# Start of RECORD EXCERPTS

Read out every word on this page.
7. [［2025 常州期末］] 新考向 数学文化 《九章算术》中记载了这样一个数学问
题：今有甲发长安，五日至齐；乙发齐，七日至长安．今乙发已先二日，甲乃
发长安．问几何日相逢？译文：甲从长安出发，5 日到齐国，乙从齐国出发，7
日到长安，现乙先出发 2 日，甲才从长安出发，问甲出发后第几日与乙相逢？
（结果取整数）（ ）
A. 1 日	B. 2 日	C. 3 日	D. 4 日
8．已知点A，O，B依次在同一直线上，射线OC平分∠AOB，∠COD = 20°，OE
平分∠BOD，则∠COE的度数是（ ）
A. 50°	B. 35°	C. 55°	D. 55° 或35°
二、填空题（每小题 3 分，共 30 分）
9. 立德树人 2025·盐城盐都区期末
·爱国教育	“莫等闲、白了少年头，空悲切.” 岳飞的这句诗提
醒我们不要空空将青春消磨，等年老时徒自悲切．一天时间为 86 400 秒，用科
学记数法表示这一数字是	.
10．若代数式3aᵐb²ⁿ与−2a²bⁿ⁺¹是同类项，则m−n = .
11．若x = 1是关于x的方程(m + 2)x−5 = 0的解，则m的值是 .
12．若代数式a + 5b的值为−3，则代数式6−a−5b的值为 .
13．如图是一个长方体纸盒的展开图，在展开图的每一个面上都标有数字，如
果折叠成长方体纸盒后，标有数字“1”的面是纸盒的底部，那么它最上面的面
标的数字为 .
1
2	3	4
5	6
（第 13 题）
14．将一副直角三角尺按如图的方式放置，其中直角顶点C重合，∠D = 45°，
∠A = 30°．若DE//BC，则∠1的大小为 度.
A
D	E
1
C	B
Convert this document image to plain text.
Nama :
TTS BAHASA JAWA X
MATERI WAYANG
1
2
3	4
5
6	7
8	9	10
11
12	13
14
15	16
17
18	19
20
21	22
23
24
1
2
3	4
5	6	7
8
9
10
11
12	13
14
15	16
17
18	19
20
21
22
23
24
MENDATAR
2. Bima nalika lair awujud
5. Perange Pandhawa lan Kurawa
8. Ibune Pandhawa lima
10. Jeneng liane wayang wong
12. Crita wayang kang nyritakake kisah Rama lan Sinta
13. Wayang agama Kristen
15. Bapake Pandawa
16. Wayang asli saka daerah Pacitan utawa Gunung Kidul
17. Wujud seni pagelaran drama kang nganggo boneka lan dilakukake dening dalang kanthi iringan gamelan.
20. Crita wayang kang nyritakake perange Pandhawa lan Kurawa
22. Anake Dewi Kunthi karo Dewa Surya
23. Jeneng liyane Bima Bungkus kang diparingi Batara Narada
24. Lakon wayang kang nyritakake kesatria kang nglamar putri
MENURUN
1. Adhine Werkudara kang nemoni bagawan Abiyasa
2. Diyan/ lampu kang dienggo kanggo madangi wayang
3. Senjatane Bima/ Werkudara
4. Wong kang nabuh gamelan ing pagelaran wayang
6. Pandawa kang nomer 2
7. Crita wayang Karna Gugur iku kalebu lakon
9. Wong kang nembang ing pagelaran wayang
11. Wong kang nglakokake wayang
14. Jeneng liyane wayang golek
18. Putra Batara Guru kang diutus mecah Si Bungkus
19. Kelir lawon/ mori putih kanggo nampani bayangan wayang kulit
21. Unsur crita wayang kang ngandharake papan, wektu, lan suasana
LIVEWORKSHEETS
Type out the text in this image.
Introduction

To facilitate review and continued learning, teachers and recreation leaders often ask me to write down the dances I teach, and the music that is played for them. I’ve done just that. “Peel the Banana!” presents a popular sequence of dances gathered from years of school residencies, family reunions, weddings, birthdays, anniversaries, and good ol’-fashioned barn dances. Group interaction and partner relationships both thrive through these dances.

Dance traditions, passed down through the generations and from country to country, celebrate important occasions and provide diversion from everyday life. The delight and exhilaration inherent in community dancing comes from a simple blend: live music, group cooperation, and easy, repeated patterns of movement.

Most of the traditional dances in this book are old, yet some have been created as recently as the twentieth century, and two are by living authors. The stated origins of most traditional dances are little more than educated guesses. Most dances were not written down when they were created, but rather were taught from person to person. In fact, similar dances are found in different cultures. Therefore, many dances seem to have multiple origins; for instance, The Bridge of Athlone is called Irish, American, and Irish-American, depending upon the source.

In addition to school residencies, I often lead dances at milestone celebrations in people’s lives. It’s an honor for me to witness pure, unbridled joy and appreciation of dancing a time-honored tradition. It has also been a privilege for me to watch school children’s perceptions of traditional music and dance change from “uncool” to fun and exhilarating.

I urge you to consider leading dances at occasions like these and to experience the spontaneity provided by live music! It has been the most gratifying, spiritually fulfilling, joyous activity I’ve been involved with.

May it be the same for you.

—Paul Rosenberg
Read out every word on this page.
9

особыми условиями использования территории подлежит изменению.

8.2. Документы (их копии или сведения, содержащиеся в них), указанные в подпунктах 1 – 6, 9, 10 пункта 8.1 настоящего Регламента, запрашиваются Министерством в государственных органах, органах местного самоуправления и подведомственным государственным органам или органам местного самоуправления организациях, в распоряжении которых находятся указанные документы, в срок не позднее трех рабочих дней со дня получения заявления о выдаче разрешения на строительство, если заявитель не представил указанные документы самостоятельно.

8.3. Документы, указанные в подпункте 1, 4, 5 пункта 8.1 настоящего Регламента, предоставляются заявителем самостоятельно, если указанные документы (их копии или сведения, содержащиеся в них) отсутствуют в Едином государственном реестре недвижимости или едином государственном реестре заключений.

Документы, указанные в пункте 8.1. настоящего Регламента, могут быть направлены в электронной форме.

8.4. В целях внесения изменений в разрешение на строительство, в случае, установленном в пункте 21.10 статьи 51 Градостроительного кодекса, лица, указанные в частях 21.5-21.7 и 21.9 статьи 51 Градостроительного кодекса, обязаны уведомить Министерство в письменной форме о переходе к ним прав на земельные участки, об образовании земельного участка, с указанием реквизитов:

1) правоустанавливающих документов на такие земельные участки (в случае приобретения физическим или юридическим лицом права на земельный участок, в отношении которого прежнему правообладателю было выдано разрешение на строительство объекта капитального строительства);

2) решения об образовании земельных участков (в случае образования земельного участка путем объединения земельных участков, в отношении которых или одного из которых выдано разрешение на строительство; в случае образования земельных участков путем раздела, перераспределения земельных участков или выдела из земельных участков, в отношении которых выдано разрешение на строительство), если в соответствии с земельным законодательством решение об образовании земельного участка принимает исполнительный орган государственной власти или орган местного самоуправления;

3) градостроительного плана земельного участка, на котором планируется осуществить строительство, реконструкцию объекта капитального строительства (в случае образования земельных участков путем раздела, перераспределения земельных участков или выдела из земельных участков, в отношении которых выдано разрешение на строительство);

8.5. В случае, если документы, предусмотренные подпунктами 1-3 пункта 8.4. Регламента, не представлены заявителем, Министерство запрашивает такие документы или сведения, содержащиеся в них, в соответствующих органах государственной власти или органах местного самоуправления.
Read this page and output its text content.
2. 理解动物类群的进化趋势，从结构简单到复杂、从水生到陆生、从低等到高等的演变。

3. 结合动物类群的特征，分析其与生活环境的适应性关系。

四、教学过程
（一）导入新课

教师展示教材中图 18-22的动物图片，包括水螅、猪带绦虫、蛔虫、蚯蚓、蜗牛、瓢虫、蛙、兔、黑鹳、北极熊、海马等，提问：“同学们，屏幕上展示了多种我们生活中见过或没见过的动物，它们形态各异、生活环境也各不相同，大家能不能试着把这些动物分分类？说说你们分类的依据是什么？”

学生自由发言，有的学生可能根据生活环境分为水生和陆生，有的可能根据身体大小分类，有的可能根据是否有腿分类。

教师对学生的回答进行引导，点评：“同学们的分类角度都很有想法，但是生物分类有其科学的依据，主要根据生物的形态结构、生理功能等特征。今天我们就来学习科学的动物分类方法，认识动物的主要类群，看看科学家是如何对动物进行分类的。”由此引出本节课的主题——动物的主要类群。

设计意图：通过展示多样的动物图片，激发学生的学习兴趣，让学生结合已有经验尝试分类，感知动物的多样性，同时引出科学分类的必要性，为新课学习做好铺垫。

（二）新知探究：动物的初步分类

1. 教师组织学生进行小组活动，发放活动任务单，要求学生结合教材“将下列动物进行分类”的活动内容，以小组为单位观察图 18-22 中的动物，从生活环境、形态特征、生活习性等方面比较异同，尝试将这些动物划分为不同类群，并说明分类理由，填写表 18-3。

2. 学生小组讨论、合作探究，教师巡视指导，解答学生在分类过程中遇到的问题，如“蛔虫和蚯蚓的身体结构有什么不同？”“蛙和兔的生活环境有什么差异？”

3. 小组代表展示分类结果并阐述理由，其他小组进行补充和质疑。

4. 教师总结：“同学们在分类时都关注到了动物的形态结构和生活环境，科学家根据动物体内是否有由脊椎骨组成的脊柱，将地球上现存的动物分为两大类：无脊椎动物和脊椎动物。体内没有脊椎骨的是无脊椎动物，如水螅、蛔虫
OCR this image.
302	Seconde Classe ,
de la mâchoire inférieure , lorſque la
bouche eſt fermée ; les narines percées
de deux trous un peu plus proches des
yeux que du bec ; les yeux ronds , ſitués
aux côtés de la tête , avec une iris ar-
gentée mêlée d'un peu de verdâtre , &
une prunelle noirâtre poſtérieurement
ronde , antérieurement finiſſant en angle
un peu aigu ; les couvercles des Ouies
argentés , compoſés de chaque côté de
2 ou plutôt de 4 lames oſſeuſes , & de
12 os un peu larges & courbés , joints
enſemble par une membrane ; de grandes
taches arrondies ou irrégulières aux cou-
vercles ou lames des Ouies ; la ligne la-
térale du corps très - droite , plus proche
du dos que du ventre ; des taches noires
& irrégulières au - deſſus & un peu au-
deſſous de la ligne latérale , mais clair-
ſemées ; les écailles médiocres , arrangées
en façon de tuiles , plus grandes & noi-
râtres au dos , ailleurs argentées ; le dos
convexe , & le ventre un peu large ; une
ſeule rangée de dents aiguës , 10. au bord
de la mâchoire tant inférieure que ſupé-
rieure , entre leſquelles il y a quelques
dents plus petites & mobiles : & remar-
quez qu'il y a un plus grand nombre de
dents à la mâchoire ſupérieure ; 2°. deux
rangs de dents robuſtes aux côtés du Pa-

# End of RECORD EXCERPTS

[WRITTEN TASK]
Copy all lines from the entries that contain the word "mâchoire".

[ANSWER BELOW]
de la mâchoire inférieure , lorſque la
de la mâchoire tant inférieure que ſupé-
dents à la mâchoire ſupérieure ; 2°. deux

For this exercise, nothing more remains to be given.